• [Aim of the task]: Can you restate the records below word for word?
--- Begin Data to use ---
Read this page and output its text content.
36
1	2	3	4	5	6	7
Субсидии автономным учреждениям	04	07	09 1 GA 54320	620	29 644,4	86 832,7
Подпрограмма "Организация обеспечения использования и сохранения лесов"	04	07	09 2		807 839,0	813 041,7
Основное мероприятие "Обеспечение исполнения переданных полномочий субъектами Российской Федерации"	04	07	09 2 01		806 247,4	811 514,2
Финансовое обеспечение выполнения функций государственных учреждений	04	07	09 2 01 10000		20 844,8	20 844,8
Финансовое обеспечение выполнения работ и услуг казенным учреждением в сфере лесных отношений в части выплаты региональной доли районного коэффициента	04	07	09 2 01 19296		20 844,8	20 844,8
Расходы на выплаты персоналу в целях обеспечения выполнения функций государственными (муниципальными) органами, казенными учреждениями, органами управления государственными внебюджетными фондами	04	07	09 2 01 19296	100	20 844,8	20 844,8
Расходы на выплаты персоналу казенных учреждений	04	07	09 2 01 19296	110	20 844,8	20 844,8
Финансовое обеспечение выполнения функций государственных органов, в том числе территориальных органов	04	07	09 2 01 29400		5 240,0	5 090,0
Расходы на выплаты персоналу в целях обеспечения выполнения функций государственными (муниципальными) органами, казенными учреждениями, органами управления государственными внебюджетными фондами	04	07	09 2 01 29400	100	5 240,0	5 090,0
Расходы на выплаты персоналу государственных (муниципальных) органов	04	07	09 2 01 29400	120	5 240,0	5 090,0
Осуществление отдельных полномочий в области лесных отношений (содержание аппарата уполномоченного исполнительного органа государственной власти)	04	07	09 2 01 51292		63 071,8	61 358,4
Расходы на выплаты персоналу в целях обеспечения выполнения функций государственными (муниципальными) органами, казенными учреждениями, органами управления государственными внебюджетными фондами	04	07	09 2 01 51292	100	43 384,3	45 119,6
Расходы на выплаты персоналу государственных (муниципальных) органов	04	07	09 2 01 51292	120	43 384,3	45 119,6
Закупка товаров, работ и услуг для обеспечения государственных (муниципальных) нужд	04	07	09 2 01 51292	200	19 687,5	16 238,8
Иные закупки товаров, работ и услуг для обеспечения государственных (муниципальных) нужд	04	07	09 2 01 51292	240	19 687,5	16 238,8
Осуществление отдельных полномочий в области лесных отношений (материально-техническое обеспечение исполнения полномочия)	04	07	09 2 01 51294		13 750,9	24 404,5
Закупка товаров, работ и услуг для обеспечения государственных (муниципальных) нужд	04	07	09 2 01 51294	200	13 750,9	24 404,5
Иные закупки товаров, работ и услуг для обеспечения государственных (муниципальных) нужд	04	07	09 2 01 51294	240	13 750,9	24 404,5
--- End Data to use ---
• [Full response]:
Read this page and output its text content.
36
1	2	3	4	5	6	7
Субсидии автономным учреждениям	04	07	09 1 GA 54320	620	29 644,4	86 832,7
Подпрограмма "Организация обеспечения использования и сохранения лесов"	04	07	09 2		807 839,0	813 041,7
Основное мероприятие "Обеспечение исполнения переданных полномочий субъектами Российской Федерации"	04	07	09 2 01		806 247,4	811 514,2
Финансовое обеспечение выполнения функций государственных учреждений	04	07	09 2 01 10000		20 844,8	20 844,8
Финансовое обеспечение выполнения работ и услуг казенным учреждением в сфере лесных отношений в части выплаты региональной доли районного коэффициента	04	07	09 2 01 19296		20 844,8	20 844,8
Расходы на выплаты персоналу в целях обеспечения выполнения функций государственными (муниципальными) органами, казенными учреждениями, органами управления государственными внебюджетными фондами	04	07	09 2 01 19296	100	20 844,8	20 844,8
Расходы на выплаты персоналу казенных учреждений	04	07	09 2 01 19296	110	20 844,8	20 844,8
Финансовое обеспечение выполнения функций государственных органов, в том числе территориальных органов	04	07	09 2 01 29400		5 240,0	5 090,0
Расходы на выплаты персоналу в целях обеспечения выполнения функций государственными (муниципальными) органами, казенными учреждениями, органами управления государственными внебюджетными фондами	04	07	09 2 01 29400	100	5 240,0	5 090,0
Расходы на выплаты персоналу государственных (муниципальных) органов	04	07	09 2 01 29400	120	5 240,0	5 090,0
Осуществление отдельных полномочий в области лесных отношений (содержание аппарата уполномоченного исполнительного органа государственной власти)	04	07	09 2 01 51292		63 071,8	61 358,4
Расходы на выплаты персоналу в целях обеспечения выполнения функций государственными (муниципальными) органами, казенными учреждениями, органами управления государственными внебюджетными фондами	04	07	09 2 01 51292	100	43 384,3	45 119,6
Расходы на выплаты персоналу государственных (муниципальных) органов	04	07	09 2 01 51292	120	43 384,3	45 119,6
Закупка товаров, работ и услуг для обеспечения государственных (муниципальных) нужд	04	07	09 2 01 51292	200	19 687,5	16 238,8
Иные закупки товаров, работ и услуг для обеспечения государственных (муниципальных) нужд	04	07	09 2 01 51292	240	19 687,5	16 238,8
Осуществление отдельных полномочий в области лесных отношений (материально-техническое обеспечение исполнения полномочия)	04	07	09 2 01 51294		13 750,9	24 404,5
Закупка товаров, работ и услуг для обеспечения государственных (муниципальных) нужд	04	07	09 2 01 51294	200	13 750,9	24 404,5
Иные закупки товаров, работ и услуг для обеспечения государственных (муниципальных) нужд	04	07	09 2 01 51294	240	13 750,9	24 404,5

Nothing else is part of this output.